*Exercise goal*
All of the records below should be output exactly.

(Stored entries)
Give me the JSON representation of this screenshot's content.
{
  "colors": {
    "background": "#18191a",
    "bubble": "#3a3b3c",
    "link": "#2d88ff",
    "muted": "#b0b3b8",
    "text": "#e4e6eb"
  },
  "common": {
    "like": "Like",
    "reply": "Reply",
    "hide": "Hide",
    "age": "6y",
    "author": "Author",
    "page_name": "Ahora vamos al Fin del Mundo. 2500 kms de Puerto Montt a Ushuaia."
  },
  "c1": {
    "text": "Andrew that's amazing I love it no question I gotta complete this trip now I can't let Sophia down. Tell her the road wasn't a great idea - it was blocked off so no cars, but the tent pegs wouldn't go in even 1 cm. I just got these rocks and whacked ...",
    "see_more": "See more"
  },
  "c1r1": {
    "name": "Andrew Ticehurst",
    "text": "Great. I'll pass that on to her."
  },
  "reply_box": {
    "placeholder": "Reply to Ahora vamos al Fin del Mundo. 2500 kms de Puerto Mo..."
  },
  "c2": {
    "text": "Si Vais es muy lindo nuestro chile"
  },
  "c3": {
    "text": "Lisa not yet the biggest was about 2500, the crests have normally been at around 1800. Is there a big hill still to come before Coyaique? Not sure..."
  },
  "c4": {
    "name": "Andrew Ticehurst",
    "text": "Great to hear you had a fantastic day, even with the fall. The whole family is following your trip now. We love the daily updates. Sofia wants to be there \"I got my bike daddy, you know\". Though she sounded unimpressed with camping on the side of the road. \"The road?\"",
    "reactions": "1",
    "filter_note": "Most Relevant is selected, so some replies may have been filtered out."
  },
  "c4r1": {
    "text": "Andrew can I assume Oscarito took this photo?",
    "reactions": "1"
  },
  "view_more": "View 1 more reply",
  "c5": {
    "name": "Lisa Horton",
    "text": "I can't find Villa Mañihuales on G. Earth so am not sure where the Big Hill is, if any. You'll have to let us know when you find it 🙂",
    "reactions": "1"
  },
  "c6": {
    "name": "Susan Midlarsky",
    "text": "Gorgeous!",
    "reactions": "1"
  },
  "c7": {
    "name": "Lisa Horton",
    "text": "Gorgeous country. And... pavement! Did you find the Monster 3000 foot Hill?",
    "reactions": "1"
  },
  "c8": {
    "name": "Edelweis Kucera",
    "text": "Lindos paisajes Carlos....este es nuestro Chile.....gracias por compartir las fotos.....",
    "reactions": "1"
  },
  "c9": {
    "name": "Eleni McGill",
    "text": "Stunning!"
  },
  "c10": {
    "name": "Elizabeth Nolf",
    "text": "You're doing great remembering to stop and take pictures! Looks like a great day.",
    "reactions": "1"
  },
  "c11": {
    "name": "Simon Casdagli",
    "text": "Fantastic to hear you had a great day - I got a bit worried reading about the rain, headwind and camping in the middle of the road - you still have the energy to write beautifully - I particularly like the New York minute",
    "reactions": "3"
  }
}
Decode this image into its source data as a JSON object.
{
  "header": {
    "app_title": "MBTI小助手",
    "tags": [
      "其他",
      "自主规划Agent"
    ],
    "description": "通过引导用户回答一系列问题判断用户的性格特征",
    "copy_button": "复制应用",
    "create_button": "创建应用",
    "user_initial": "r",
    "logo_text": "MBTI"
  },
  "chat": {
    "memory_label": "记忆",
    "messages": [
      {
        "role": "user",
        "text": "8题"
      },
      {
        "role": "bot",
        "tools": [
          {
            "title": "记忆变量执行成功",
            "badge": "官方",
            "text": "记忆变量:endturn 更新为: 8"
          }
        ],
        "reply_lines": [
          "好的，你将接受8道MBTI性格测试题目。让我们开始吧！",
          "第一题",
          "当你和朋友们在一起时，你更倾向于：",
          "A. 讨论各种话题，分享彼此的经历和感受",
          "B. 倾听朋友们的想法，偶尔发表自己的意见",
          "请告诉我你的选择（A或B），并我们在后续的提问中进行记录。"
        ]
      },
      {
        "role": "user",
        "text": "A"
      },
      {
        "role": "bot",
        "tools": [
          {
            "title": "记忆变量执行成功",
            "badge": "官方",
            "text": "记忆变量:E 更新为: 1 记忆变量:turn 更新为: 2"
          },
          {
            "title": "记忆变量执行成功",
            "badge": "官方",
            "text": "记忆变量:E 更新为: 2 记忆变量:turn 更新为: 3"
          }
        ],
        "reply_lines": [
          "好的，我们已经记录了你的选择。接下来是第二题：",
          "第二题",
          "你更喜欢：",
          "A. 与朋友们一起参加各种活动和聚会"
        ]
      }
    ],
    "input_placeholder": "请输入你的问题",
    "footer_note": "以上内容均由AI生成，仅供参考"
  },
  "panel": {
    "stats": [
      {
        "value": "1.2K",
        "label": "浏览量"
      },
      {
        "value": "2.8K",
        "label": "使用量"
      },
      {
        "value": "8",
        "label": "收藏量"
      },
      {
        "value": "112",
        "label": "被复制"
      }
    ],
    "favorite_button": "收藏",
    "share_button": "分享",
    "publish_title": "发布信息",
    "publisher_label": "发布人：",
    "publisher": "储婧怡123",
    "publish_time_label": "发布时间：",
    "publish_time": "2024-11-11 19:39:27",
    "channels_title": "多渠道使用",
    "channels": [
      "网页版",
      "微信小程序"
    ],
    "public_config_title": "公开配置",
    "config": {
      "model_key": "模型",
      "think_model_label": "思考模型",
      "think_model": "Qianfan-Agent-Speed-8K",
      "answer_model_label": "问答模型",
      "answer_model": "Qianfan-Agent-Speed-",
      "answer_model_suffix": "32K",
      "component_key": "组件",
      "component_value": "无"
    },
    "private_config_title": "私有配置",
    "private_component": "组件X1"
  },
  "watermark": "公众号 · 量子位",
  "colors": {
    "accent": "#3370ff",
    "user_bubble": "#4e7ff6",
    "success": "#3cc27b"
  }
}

*Solution for this exercise*
Give me the JSON representation of this screenshot's content.
{
  "colors": {
    "background": "#18191a",
    "bubble": "#3a3b3c",
    "link": "#2d88ff",
    "muted": "#b0b3b8",
    "text": "#e4e6eb"
  },
  "common": {
    "like": "Like",
    "reply": "Reply",
    "hide": "Hide",
    "age": "6y",
    "author": "Author",
    "page_name": "Ahora vamos al Fin del Mundo. 2500 kms de Puerto Montt a Ushuaia."
  },
  "c1": {
    "text": "Andrew that's amazing I love it no question I gotta complete this trip now I can't let Sophia down. Tell her the road wasn't a great idea - it was blocked off so no cars, but the tent pegs wouldn't go in even 1 cm. I just got these rocks and whacked ...",
    "see_more": "See more"
  },
  "c1r1": {
    "name": "Andrew Ticehurst",
    "text": "Great. I'll pass that on to her."
  },
  "reply_box": {
    "placeholder": "Reply to Ahora vamos al Fin del Mundo. 2500 kms de Puerto Mo..."
  },
  "c2": {
    "text": "Si Vais es muy lindo nuestro chile"
  },
  "c3": {
    "text": "Lisa not yet the biggest was about 2500, the crests have normally been at around 1800. Is there a big hill still to come before Coyaique? Not sure..."
  },
  "c4": {
    "name": "Andrew Ticehurst",
    "text": "Great to hear you had a fantastic day, even with the fall. The whole family is following your trip now. We love the daily updates. Sofia wants to be there \"I got my bike daddy, you know\". Though she sounded unimpressed with camping on the side of the road. \"The road?\"",
    "reactions": "1",
    "filter_note": "Most Relevant is selected, so some replies may have been filtered out."
  },
  "c4r1": {
    "text": "Andrew can I assume Oscarito took this photo?",
    "reactions": "1"
  },
  "view_more": "View 1 more reply",
  "c5": {
    "name": "Lisa Horton",
    "text": "I can't find Villa Mañihuales on G. Earth so am not sure where the Big Hill is, if any. You'll have to let us know when you find it 🙂",
    "reactions": "1"
  },
  "c6": {
    "name": "Susan Midlarsky",
    "text": "Gorgeous!",
    "reactions": "1"
  },
  "c7": {
    "name": "Lisa Horton",
    "text": "Gorgeous country. And... pavement! Did you find the Monster 3000 foot Hill?",
    "reactions": "1"
  },
  "c8": {
    "name": "Edelweis Kucera",
    "text": "Lindos paisajes Carlos....este es nuestro Chile.....gracias por compartir las fotos.....",
    "reactions": "1"
  },
  "c9": {
    "name": "Eleni McGill",
    "text": "Stunning!"
  },
  "c10": {
    "name": "Elizabeth Nolf",
    "text": "You're doing great remembering to stop and take pictures! Looks like a great day.",
    "reactions": "1"
  },
  "c11": {
    "name": "Simon Casdagli",
    "text": "Fantastic to hear you had a great day - I got a bit worried reading about the rain, headwind and camping in the middle of the road - you still have the energy to write beautifully - I particularly like the New York minute",
    "reactions": "3"
  }
}
Decode this image into its source data as a JSON object.
{
  "header": {
    "app_title": "MBTI小助手",
    "tags": [
      "其他",
      "自主规划Agent"
    ],
    "description": "通过引导用户回答一系列问题判断用户的性格特征",
    "copy_button": "复制应用",
    "create_button": "创建应用",
    "user_initial": "r",
    "logo_text": "MBTI"
  },
  "chat": {
    "memory_label": "记忆",
    "messages": [
      {
        "role": "user",
        "text": "8题"
      },
      {
        "role": "bot",
        "tools": [
          {
            "title": "记忆变量执行成功",
            "badge": "官方",
            "text": "记忆变量:endturn 更新为: 8"
          }
        ],
        "reply_lines": [
          "好的，你将接受8道MBTI性格测试题目。让我们开始吧！",
          "第一题",
          "当你和朋友们在一起时，你更倾向于：",
          "A. 讨论各种话题，分享彼此的经历和感受",
          "B. 倾听朋友们的想法，偶尔发表自己的意见",
          "请告诉我你的选择（A或B），并我们在后续的提问中进行记录。"
        ]
      },
      {
        "role": "user",
        "text": "A"
      },
      {
        "role": "bot",
        "tools": [
          {
            "title": "记忆变量执行成功",
            "badge": "官方",
            "text": "记忆变量:E 更新为: 1 记忆变量:turn 更新为: 2"
          },
          {
            "title": "记忆变量执行成功",
            "badge": "官方",
            "text": "记忆变量:E 更新为: 2 记忆变量:turn 更新为: 3"
          }
        ],
        "reply_lines": [
          "好的，我们已经记录了你的选择。接下来是第二题：",
          "第二题",
          "你更喜欢：",
          "A. 与朋友们一起参加各种活动和聚会"
        ]
      }
    ],
    "input_placeholder": "请输入你的问题",
    "footer_note": "以上内容均由AI生成，仅供参考"
  },
  "panel": {
    "stats": [
      {
        "value": "1.2K",
        "label": "浏览量"
      },
      {
        "value": "2.8K",
        "label": "使用量"
      },
      {
        "value": "8",
        "label": "收藏量"
      },
      {
        "value": "112",
        "label": "被复制"
      }
    ],
    "favorite_button": "收藏",
    "share_button": "分享",
    "publish_title": "发布信息",
    "publisher_label": "发布人：",
    "publisher": "储婧怡123",
    "publish_time_label": "发布时间：",
    "publish_time": "2024-11-11 19:39:27",
    "channels_title": "多渠道使用",
    "channels": [
      "网页版",
      "微信小程序"
    ],
    "public_config_title": "公开配置",
    "config": {
      "model_key": "模型",
      "think_model_label": "思考模型",
      "think_model": "Qianfan-Agent-Speed-8K",
      "answer_model_label": "问答模型",
      "answer_model": "Qianfan-Agent-Speed-",
      "answer_model_suffix": "32K",
      "component_key": "组件",
      "component_value": "无"
    },
    "private_config_title": "私有配置",
    "private_component": "组件X1"
  },
  "watermark": "公众号 · 量子位",
  "colors": {
    "accent": "#3370ff",
    "user_bubble": "#4e7ff6",
    "success": "#3cc27b"
  }
}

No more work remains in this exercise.